# [Given task]
Without the pictures, set down every line of the data exactly.

Extracted data entries:
-=-=-=-=-

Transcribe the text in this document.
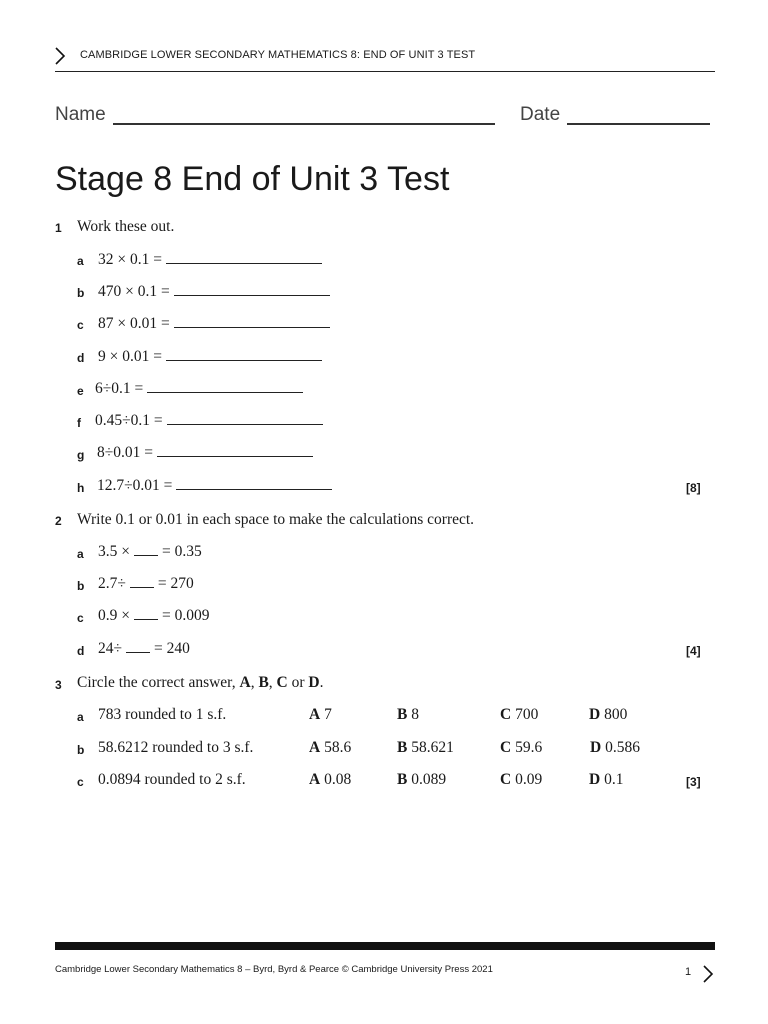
CAMBRIDGE LOWER SECONDARY MATHEMATICS 8: END OF UNIT 3 TEST
Name	Date
Stage 8 End of Unit 3 Test
1 Work these out.
a 32 × 0.1 =
b 470 × 0.1 =
c 87 × 0.01 =
d 9 × 0.01 =
e 6÷0.1 =
f 0.45÷0.1 =
g 8÷0.01 =
h 12.7÷0.01 =	[8]
2 Write 0.1 or 0.01 in each space to make the calculations correct.
a 3.5 × = 0.35
b 2.7÷ = 270
c 0.9 × = 0.009
d 24÷ = 240	[4]
3 Circle the correct answer, A, B, C or D.
a 783 rounded to 1 s.f.	A 7	B 8	C 700	D 800
b 58.6212 rounded to 3 s.f.	A 58.6	B 58.621	C 59.6	D 0.586
c 0.0894 rounded to 2 s.f.	A 0.08	B 0.089	C 0.09	D 0.1	[3]
Cambridge Lower Secondary Mathematics 8 – Byrd, Byrd & Pearce © Cambridge University Press 2021	1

-=-=-=-=-

# [Solution for this exercise]
Transcribe the text in this document.
CAMBRIDGE LOWER SECONDARY MATHEMATICS 8: END OF UNIT 3 TEST
Name	Date
Stage 8 End of Unit 3 Test
1 Work these out.
a 32 × 0.1 =
b 470 × 0.1 =
c 87 × 0.01 =
d 9 × 0.01 =
e 6÷0.1 =
f 0.45÷0.1 =
g 8÷0.01 =
h 12.7÷0.01 =	[8]
2 Write 0.1 or 0.01 in each space to make the calculations correct.
a 3.5 × = 0.35
b 2.7÷ = 270
c 0.9 × = 0.009
d 24÷ = 240	[4]
3 Circle the correct answer, A, B, C or D.
a 783 rounded to 1 s.f.	A 7	B 8	C 700	D 800
b 58.6212 rounded to 3 s.f.	A 58.6	B 58.621	C 59.6	D 0.586
c 0.0894 rounded to 2 s.f.	A 0.08	B 0.089	C 0.09	D 0.1	[3]
Cambridge Lower Secondary Mathematics 8 – Byrd, Byrd & Pearce © Cambridge University Press 2021	1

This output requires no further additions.